Structured figure records:
# # # # # # #
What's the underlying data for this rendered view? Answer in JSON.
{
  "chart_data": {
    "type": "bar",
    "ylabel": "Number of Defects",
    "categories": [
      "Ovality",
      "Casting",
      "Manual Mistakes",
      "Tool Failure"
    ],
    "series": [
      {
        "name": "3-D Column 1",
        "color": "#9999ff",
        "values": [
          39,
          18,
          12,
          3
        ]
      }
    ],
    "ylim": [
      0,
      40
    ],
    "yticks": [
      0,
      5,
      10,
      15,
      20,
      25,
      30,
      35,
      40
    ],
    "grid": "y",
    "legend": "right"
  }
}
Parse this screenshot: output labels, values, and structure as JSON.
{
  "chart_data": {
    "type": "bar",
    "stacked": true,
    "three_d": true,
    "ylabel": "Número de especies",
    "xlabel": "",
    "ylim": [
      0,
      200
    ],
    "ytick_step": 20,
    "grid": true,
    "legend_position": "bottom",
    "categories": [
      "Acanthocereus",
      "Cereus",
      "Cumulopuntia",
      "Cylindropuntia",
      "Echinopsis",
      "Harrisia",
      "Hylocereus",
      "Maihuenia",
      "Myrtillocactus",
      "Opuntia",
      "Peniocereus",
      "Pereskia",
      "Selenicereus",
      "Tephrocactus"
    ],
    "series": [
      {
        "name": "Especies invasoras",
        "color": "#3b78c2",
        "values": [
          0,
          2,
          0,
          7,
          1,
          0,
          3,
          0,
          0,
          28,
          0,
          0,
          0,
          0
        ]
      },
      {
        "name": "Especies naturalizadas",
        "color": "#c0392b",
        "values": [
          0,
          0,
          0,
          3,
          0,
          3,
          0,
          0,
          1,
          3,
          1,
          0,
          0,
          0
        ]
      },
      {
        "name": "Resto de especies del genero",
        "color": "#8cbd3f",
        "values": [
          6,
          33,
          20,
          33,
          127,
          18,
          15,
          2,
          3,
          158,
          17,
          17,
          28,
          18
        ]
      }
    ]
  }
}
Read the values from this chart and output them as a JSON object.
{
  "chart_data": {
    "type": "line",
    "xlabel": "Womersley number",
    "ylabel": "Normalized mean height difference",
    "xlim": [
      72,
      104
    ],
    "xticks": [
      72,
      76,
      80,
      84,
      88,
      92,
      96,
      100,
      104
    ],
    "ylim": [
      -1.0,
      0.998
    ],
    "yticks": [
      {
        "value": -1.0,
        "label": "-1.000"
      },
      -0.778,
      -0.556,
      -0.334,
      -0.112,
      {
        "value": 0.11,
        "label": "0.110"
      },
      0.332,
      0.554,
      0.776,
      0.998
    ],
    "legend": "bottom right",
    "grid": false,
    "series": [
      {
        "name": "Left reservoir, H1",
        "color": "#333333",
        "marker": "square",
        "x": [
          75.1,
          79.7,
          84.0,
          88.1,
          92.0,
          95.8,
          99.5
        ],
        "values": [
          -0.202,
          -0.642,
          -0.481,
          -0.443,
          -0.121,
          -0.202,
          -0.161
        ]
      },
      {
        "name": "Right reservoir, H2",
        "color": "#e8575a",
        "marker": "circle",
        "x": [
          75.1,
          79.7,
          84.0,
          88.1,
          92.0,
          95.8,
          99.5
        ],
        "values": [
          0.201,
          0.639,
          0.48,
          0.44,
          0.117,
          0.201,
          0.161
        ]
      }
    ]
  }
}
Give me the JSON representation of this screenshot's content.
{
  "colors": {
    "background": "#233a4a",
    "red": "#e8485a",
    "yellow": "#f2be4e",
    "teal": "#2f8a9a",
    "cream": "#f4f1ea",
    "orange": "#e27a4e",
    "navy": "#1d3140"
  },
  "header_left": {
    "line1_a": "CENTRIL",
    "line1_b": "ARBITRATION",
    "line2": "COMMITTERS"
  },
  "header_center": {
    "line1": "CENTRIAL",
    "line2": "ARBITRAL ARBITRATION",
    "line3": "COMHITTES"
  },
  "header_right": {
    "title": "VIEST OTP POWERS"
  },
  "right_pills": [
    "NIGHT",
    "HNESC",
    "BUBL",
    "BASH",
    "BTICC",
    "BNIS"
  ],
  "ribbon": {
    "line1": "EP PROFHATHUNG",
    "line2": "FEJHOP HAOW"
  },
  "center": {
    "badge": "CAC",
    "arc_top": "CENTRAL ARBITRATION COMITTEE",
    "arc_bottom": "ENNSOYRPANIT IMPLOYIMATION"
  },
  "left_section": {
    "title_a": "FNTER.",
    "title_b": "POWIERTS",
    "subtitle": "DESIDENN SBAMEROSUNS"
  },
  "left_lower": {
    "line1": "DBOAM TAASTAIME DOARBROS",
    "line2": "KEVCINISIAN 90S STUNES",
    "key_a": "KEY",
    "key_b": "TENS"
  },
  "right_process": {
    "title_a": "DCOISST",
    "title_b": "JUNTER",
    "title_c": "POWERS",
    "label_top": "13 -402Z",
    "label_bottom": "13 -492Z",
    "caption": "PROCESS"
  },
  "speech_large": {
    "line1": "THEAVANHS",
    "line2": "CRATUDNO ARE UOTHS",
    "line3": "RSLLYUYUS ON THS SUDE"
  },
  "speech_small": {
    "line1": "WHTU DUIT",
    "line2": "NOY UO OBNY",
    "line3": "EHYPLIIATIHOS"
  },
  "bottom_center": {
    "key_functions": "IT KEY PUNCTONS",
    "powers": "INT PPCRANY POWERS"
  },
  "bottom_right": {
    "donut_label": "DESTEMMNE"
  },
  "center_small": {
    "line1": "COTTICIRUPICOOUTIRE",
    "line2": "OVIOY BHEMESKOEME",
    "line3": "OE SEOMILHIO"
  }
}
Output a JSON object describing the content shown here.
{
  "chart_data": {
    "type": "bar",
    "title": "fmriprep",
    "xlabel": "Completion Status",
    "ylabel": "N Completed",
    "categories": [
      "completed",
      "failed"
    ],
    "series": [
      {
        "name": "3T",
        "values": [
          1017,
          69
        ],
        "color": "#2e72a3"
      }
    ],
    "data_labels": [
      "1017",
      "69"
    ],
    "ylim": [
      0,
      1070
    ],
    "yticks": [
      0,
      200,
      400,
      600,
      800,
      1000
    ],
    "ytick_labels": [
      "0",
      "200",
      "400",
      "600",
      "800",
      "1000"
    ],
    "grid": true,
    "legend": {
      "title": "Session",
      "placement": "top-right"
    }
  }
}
# # # # # # #
### WRITTEN EXERCISE
Gather every line containing the word "this" and copy it.

### SOLVED EXERCISE
What's the underlying data for this rendered view? Answer in JSON.
Parse this screenshot: output labels, values, and structure as JSON.
Read the values from this chart and output them as a JSON object.
Give me the JSON representation of this screenshot's content.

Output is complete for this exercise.